◆ Exercise task
Scan the records below for the word "Субсидии" and give only the number of lines that hold it.

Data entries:
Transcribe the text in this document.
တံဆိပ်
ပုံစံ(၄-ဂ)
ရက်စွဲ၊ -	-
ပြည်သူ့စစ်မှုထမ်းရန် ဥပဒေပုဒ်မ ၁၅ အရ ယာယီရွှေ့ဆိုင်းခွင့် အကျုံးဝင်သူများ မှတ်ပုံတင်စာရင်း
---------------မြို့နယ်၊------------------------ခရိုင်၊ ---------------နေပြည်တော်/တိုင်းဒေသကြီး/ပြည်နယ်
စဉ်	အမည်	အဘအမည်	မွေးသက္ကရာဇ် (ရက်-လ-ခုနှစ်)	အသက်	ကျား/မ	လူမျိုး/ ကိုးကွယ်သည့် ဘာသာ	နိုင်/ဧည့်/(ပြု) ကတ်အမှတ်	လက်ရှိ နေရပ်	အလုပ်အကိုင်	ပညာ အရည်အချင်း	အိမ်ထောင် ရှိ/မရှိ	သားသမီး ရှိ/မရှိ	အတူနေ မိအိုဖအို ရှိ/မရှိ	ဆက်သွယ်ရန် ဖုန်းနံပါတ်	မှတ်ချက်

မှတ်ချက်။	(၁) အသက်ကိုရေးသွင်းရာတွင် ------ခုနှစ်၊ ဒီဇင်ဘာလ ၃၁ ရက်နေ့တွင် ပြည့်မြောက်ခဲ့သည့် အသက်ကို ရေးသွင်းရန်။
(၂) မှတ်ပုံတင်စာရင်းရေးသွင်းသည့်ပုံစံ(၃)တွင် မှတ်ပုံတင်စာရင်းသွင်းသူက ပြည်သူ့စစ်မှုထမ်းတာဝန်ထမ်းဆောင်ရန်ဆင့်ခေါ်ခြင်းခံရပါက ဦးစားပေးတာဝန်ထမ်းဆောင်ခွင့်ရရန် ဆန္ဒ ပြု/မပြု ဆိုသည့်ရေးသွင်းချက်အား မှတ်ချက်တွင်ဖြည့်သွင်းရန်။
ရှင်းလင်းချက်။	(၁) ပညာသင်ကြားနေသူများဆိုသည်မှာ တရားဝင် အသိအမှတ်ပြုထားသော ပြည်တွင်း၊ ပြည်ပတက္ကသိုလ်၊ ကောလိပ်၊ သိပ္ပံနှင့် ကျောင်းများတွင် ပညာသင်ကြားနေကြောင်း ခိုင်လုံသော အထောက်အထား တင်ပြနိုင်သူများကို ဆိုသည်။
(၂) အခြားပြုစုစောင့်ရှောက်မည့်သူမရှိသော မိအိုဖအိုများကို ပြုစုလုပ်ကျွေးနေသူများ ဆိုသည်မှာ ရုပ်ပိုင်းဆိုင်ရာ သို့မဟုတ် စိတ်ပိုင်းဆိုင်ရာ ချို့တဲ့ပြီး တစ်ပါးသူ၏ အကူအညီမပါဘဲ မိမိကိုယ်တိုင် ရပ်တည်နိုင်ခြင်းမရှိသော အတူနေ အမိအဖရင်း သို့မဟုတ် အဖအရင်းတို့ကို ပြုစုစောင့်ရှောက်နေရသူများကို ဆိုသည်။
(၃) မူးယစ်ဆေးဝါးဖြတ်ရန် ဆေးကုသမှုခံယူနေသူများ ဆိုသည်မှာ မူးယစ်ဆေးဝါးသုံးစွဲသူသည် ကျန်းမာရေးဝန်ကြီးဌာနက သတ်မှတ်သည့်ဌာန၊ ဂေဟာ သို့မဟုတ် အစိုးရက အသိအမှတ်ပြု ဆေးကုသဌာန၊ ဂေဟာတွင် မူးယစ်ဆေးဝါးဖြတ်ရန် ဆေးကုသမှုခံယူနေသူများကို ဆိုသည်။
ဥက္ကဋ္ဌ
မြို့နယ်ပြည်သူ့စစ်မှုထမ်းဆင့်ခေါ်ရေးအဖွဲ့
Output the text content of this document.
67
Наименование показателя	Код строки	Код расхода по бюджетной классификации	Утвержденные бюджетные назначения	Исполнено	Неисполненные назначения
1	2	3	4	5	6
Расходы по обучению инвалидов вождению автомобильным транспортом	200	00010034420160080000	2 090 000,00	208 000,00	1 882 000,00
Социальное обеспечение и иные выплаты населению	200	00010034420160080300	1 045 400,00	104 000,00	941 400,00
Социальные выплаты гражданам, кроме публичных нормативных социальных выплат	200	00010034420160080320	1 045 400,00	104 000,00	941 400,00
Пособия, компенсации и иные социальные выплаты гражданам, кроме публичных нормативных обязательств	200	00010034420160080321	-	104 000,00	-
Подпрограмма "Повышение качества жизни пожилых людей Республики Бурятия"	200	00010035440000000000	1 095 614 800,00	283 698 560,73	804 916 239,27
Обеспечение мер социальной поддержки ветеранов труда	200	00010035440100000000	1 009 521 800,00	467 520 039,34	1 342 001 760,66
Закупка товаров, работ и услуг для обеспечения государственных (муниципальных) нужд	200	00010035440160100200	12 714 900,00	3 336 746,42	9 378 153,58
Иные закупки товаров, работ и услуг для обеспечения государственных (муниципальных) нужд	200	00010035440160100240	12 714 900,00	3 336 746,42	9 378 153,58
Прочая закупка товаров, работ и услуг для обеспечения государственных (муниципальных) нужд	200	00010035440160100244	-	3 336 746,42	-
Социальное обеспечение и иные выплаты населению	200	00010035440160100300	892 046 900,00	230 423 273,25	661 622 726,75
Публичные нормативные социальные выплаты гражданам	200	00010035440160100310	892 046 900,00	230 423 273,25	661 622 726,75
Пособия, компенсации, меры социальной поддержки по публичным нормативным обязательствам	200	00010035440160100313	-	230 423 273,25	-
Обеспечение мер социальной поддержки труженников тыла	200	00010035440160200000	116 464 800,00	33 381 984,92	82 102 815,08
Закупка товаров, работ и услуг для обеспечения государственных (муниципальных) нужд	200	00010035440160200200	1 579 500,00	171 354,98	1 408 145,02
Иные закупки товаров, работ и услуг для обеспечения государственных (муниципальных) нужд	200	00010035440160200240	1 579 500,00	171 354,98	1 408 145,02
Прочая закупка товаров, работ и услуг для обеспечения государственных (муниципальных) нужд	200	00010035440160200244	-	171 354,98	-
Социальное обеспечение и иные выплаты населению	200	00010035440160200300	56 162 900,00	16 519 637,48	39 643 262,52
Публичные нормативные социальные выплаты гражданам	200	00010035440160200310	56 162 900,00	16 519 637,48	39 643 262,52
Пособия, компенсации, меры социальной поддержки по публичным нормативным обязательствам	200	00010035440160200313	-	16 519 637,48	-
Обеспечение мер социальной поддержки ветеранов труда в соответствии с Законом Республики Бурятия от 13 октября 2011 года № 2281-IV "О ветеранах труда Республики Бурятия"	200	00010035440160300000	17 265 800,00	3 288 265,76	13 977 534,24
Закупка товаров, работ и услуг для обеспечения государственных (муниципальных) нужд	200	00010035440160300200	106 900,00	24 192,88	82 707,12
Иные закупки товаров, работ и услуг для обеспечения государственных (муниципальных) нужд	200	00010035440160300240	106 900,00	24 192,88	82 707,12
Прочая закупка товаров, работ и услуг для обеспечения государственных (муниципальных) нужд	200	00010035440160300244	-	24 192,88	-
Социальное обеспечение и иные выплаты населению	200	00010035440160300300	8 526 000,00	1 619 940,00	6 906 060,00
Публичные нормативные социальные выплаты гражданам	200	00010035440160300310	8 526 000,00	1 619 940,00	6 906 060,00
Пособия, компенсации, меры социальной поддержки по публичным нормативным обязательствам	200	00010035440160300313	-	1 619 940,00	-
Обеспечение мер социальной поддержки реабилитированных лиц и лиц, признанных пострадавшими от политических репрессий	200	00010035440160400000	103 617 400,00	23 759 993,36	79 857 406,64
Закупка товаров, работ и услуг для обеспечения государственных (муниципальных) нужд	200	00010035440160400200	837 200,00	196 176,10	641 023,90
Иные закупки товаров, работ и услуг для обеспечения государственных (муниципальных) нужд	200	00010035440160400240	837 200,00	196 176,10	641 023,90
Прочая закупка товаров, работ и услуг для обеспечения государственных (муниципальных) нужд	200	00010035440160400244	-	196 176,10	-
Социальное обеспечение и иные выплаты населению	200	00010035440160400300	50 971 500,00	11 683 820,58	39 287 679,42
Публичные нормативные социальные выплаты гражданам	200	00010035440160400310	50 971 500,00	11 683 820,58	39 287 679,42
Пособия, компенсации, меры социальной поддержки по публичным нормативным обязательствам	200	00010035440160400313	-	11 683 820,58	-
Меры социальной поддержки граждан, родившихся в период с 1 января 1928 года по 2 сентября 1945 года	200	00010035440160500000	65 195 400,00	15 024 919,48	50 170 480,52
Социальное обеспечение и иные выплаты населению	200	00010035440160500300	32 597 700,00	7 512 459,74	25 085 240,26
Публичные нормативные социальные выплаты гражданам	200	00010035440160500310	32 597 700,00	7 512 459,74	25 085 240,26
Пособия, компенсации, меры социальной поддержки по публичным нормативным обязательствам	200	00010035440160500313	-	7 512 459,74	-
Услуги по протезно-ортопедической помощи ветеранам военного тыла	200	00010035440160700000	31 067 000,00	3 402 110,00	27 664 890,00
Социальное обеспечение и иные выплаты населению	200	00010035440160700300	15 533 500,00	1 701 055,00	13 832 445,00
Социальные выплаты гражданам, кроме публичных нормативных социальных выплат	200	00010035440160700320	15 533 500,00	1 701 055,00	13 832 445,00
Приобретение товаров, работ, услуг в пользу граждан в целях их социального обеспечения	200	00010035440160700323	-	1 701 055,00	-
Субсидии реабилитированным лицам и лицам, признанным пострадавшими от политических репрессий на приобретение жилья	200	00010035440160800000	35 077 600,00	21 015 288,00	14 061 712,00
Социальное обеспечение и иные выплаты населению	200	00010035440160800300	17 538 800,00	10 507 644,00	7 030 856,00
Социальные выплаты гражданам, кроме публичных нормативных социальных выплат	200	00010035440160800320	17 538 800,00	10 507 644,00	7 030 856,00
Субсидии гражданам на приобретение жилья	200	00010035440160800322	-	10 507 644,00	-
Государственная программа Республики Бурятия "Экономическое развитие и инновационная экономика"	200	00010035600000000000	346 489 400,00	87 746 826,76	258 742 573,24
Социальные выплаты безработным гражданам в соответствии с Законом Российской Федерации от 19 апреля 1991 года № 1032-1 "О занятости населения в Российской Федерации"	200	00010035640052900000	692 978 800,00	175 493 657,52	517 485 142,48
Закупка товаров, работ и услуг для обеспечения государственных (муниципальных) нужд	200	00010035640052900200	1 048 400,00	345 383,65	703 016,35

◆ Expected answer
2